(Entries with figure data)
>> begin
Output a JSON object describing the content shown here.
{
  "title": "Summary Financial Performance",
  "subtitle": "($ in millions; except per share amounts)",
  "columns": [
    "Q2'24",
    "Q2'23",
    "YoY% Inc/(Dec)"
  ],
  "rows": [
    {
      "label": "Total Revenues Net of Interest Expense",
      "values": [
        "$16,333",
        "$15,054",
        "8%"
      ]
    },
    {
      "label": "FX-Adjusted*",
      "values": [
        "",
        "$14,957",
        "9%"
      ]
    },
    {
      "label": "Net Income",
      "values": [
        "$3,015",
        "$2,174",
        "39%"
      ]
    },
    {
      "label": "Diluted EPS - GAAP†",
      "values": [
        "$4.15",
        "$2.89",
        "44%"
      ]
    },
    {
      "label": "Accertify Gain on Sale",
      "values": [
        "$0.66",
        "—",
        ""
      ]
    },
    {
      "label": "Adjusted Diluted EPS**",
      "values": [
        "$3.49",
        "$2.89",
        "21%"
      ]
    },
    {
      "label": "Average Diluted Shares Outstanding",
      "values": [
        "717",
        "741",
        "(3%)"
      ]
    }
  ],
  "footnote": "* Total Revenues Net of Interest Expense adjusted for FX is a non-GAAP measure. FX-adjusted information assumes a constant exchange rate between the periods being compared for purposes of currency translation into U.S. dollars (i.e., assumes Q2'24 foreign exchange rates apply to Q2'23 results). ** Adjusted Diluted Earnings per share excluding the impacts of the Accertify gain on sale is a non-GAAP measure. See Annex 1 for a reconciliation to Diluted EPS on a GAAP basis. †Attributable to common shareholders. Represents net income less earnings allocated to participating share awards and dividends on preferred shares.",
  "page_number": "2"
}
>> end
Extract every record. Keep wording exact.

Output a JSON object describing the content shown here.
{
  "title": "Summary Financial Performance",
  "subtitle": "($ in millions; except per share amounts)",
  "columns": [
    "Q2'24",
    "Q2'23",
    "YoY% Inc/(Dec)"
  ],
  "rows": [
    {
      "label": "Total Revenues Net of Interest Expense",
      "values": [
        "$16,333",
        "$15,054",
        "8%"
      ]
    },
    {
      "label": "FX-Adjusted*",
      "values": [
        "",
        "$14,957",
        "9%"
      ]
    },
    {
      "label": "Net Income",
      "values": [
        "$3,015",
        "$2,174",
        "39%"
      ]
    },
    {
      "label": "Diluted EPS - GAAP†",
      "values": [
        "$4.15",
        "$2.89",
        "44%"
      ]
    },
    {
      "label": "Accertify Gain on Sale",
      "values": [
        "$0.66",
        "—",
        ""
      ]
    },
    {
      "label": "Adjusted Diluted EPS**",
      "values": [
        "$3.49",
        "$2.89",
        "21%"
      ]
    },
    {
      "label": "Average Diluted Shares Outstanding",
      "values": [
        "717",
        "741",
        "(3%)"
      ]
    }
  ],
  "footnote": "* Total Revenues Net of Interest Expense adjusted for FX is a non-GAAP measure. FX-adjusted information assumes a constant exchange rate between the periods being compared for purposes of currency translation into U.S. dollars (i.e., assumes Q2'24 foreign exchange rates apply to Q2'23 results). ** Adjusted Diluted Earnings per share excluding the impacts of the Accertify gain on sale is a non-GAAP measure. See Annex 1 for a reconciliation to Diluted EPS on a GAAP basis. †Attributable to common shareholders. Represents net income less earnings allocated to participating share awards and dividends on preferred shares.",
  "page_number": "2"
}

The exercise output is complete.